-- PROVIDED ENTRIES --

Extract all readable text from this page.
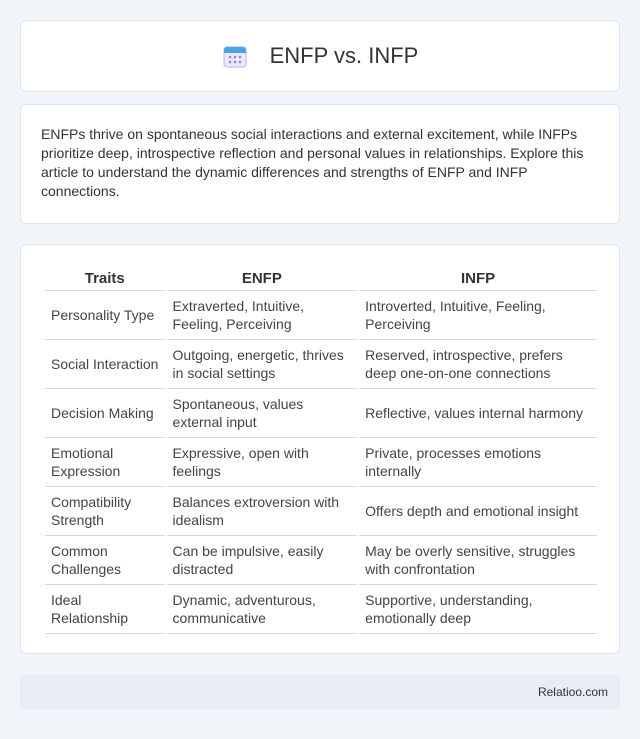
ENFP vs. INFP

ENFPs thrive on spontaneous social interactions and external excitement, while INFPs prioritize deep, introspective reflection and personal values in relationships. Explore this article to understand the dynamic differences and strengths of ENFP and INFP connections.

Traits	ENFP	INFP
Personality Type	Extraverted, Intuitive, Feeling, Perceiving	Introverted, Intuitive, Feeling, Perceiving
Social Interaction	Outgoing, energetic, thrives in social settings	Reserved, introspective, prefers deep one-on-one connections
Decision Making	Spontaneous, values external input	Reflective, values internal harmony
Emotional Expression	Expressive, open with feelings	Private, processes emotions internally
Compatibility Strength	Balances extroversion with idealism	Offers depth and emotional insight
Common Challenges	Can be impulsive, easily distracted	May be overly sensitive, struggles with confrontation
Ideal Relationship	Dynamic, adventurous, communicative	Supportive, understanding, emotionally deep
Relatioo.com
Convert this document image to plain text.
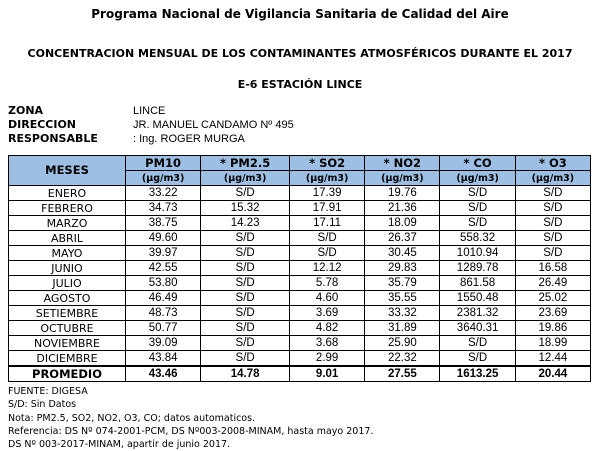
Programa Nacional de Vigilancia Sanitaria de Calidad del Aire
CONCENTRACION MENSUAL DE LOS CONTAMINANTES ATMOSFÉRICOS DURANTE EL 2017
E-6 ESTACIÓN LINCE
ZONA	LINCE
DIRECCION	JR. MANUEL CANDAMO Nº 495
RESPONSABLE	: Ing. ROGER MURGA
MESES	PM10	* PM2.5	* SO2	* NO2	* CO	* O3
	(µg/m3)	(µg/m3)	(µg/m3)	(µg/m3)	(µg/m3)	(µg/m3)
ENERO	33.22	S/D	17.39	19.76	S/D	S/D
FEBRERO	34.73	15.32	17.91	21.36	S/D	S/D
MARZO	38.75	14.23	17.11	18.09	S/D	S/D
ABRIL	49.60	S/D	S/D	26.37	558.32	S/D
MAYO	39.97	S/D	S/D	30.45	1010.94	S/D
JUNIO	42.55	S/D	12.12	29.83	1289.78	16.58
JULIO	53.80	S/D	5.78	35.79	861.58	26.49
AGOSTO	46.49	S/D	4.60	35.55	1550.48	25.02
SETIEMBRE	48.73	S/D	3.69	33.32	2381.32	23.69
OCTUBRE	50.77	S/D	4.82	31.89	3640.31	19.86
NOVIEMBRE	39.09	S/D	3.68	25.90	S/D	18.99
DICIEMBRE	43.84	S/D	2.99	22.32	S/D	12.44
PROMEDIO	43.46	14.78	9.01	27.55	1613.25	20.44
FUENTE: DIGESA
S/D: Sin Datos
Nota: PM2.5, SO2, NO2, O3, CO; datos automaticos.
Referencia: DS Nº 074-2001-PCM, DS Nº003-2008-MINAM, hasta mayo 2017.
DS Nº 003-2017-MINAM, apartir de junio 2017.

-- WHAT IS ASKED --
Pull every line containing the word "MINAM" out of the entries above.

-- ANSWER TO THE EXERCISE --
Referencia: DS Nº 074-2001-PCM, DS Nº003-2008-MINAM, hasta mayo 2017.
DS Nº 003-2017-MINAM, apartir de junio 2017.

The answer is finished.